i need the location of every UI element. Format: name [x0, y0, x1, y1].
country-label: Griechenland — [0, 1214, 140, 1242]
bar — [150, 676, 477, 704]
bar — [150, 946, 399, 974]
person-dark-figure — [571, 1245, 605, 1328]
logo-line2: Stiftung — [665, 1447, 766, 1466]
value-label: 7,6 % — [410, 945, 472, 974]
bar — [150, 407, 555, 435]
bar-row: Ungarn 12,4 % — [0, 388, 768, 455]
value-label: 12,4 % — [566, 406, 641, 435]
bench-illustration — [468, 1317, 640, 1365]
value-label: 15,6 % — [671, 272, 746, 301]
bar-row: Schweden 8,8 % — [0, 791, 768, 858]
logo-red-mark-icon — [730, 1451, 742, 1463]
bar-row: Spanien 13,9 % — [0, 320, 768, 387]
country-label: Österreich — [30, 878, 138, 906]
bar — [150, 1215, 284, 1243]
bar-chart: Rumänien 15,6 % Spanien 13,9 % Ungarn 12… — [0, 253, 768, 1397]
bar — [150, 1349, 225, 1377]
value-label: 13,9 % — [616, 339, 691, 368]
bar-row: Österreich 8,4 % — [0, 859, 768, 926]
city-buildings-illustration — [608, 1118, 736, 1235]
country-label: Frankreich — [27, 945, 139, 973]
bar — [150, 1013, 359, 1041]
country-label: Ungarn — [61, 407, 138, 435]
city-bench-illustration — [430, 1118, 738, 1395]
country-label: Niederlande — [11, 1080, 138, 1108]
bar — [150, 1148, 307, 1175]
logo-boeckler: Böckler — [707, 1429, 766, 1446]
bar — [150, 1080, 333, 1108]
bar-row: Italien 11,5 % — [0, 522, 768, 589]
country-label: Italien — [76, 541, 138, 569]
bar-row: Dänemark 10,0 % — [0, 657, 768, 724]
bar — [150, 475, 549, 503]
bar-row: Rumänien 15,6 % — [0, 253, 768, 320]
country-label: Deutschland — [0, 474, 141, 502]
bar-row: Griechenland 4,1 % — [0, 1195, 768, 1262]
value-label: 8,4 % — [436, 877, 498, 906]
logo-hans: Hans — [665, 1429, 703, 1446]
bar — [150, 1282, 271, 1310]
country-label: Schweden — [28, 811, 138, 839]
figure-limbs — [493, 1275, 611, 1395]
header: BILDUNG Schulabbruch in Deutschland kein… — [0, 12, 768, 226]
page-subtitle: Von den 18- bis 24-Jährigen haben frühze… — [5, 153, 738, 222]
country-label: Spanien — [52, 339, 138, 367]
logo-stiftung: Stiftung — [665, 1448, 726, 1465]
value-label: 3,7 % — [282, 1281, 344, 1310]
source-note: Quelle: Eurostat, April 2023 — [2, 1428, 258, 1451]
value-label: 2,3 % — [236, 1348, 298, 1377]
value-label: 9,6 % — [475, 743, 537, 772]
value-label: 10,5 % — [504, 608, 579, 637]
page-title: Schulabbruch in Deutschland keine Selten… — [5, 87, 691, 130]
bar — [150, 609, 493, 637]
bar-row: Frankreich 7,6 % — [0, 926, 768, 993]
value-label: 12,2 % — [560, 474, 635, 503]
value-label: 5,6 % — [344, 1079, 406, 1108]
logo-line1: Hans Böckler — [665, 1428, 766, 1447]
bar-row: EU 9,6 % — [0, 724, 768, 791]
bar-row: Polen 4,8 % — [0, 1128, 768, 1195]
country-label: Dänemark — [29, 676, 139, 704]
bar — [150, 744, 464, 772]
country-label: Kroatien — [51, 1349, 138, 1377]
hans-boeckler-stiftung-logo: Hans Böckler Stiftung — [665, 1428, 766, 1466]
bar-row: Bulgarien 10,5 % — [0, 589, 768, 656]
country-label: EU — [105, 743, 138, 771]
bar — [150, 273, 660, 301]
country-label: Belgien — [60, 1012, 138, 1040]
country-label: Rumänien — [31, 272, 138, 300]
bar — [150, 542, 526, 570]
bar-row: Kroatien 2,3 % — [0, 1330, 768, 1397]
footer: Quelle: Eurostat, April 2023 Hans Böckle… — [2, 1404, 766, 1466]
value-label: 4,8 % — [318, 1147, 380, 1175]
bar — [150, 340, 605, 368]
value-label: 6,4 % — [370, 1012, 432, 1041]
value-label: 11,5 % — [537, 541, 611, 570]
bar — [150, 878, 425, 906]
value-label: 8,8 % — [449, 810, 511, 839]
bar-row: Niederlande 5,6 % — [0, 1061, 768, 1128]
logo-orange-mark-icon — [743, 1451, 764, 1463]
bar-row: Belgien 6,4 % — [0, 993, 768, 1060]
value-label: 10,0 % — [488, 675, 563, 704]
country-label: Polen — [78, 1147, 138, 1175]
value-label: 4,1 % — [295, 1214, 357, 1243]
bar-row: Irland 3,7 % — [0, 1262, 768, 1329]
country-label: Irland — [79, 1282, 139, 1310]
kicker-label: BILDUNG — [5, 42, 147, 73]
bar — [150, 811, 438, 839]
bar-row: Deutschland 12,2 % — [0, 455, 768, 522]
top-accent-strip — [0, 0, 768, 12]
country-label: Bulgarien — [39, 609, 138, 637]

_ _ _ _ _ _ _

WHAT IS EXPECTED
Extract every line of the records above verbatim, leaving each one unchanged.

FINISHED TASK
i need the location of every UI element. Format: name [x0, y0, x1, y1].
country-label: Griechenland — [0, 1214, 140, 1242]
bar — [150, 676, 477, 704]
bar — [150, 946, 399, 974]
person-dark-figure — [571, 1245, 605, 1328]
logo-line2: Stiftung — [665, 1447, 766, 1466]
value-label: 7,6 % — [410, 945, 472, 974]
bar — [150, 407, 555, 435]
bar-row: Ungarn 12,4 % — [0, 388, 768, 455]
value-label: 12,4 % — [566, 406, 641, 435]
bench-illustration — [468, 1317, 640, 1365]
value-label: 15,6 % — [671, 272, 746, 301]
bar-row: Schweden 8,8 % — [0, 791, 768, 858]
logo-red-mark-icon — [730, 1451, 742, 1463]
bar-row: Spanien 13,9 % — [0, 320, 768, 387]
country-label: Österreich — [30, 878, 138, 906]
bar — [150, 1215, 284, 1243]
bar-chart: Rumänien 15,6 % Spanien 13,9 % Ungarn 12… — [0, 253, 768, 1397]
bar — [150, 1349, 225, 1377]
value-label: 13,9 % — [616, 339, 691, 368]
bar-row: Österreich 8,4 % — [0, 859, 768, 926]
city-buildings-illustration — [608, 1118, 736, 1235]
country-label: Frankreich — [27, 945, 139, 973]
bar — [150, 1013, 359, 1041]
country-label: Ungarn — [61, 407, 138, 435]
city-bench-illustration — [430, 1118, 738, 1395]
country-label: Niederlande — [11, 1080, 138, 1108]
bar — [150, 1148, 307, 1175]
logo-boeckler: Böckler — [707, 1429, 766, 1446]
bar — [150, 1080, 333, 1108]
bar-row: Italien 11,5 % — [0, 522, 768, 589]
country-label: Italien — [76, 541, 138, 569]
bar-row: Dänemark 10,0 % — [0, 657, 768, 724]
bar — [150, 475, 549, 503]
bar-row: Rumänien 15,6 % — [0, 253, 768, 320]
country-label: Deutschland — [0, 474, 141, 502]
bar-row: Griechenland 4,1 % — [0, 1195, 768, 1262]
value-label: 8,4 % — [436, 877, 498, 906]
logo-hans: Hans — [665, 1429, 703, 1446]
bar — [150, 1282, 271, 1310]
country-label: Schweden — [28, 811, 138, 839]
figure-limbs — [493, 1275, 611, 1395]
header: BILDUNG Schulabbruch in Deutschland kein… — [0, 12, 768, 226]
page-subtitle: Von den 18- bis 24-Jährigen haben frühze… — [5, 153, 738, 222]
country-label: Spanien — [52, 339, 138, 367]
logo-stiftung: Stiftung — [665, 1448, 726, 1465]
value-label: 3,7 % — [282, 1281, 344, 1310]
source-note: Quelle: Eurostat, April 2023 — [2, 1428, 258, 1451]
value-label: 2,3 % — [236, 1348, 298, 1377]
value-label: 9,6 % — [475, 743, 537, 772]
value-label: 10,5 % — [504, 608, 579, 637]
page-title: Schulabbruch in Deutschland keine Selten… — [5, 87, 691, 130]
bar — [150, 609, 493, 637]
bar-row: Frankreich 7,6 % — [0, 926, 768, 993]
value-label: 12,2 % — [560, 474, 635, 503]
value-label: 5,6 % — [344, 1079, 406, 1108]
logo-line1: Hans Böckler — [665, 1428, 766, 1447]
bar-row: EU 9,6 % — [0, 724, 768, 791]
bar-row: Polen 4,8 % — [0, 1128, 768, 1195]
country-label: Dänemark — [29, 676, 139, 704]
bar — [150, 744, 464, 772]
country-label: Kroatien — [51, 1349, 138, 1377]
hans-boeckler-stiftung-logo: Hans Böckler Stiftung — [665, 1428, 766, 1466]
bar-row: Bulgarien 10,5 % — [0, 589, 768, 656]
country-label: EU — [105, 743, 138, 771]
bar — [150, 273, 660, 301]
country-label: Belgien — [60, 1012, 138, 1040]
country-label: Rumänien — [31, 272, 138, 300]
bar — [150, 542, 526, 570]
bar-row: Kroatien 2,3 % — [0, 1330, 768, 1397]
footer: Quelle: Eurostat, April 2023 Hans Böckle… — [2, 1404, 766, 1466]
value-label: 4,8 % — [318, 1147, 380, 1175]
bar — [150, 340, 605, 368]
value-label: 6,4 % — [370, 1012, 432, 1041]
value-label: 11,5 % — [537, 541, 611, 570]
bar — [150, 878, 425, 906]
value-label: 8,8 % — [449, 810, 511, 839]
bar-row: Niederlande 5,6 % — [0, 1061, 768, 1128]
logo-orange-mark-icon — [743, 1451, 764, 1463]
bar-row: Belgien 6,4 % — [0, 993, 768, 1060]
value-label: 10,0 % — [488, 675, 563, 704]
country-label: Polen — [78, 1147, 138, 1175]
value-label: 4,1 % — [295, 1214, 357, 1243]
bar-row: Irland 3,7 % — [0, 1262, 768, 1329]
country-label: Irland — [79, 1282, 139, 1310]
kicker-label: BILDUNG — [5, 42, 147, 73]
bar — [150, 811, 438, 839]
bar-row: Deutschland 12,2 % — [0, 455, 768, 522]
top-accent-strip — [0, 0, 768, 12]
country-label: Bulgarien — [39, 609, 138, 637]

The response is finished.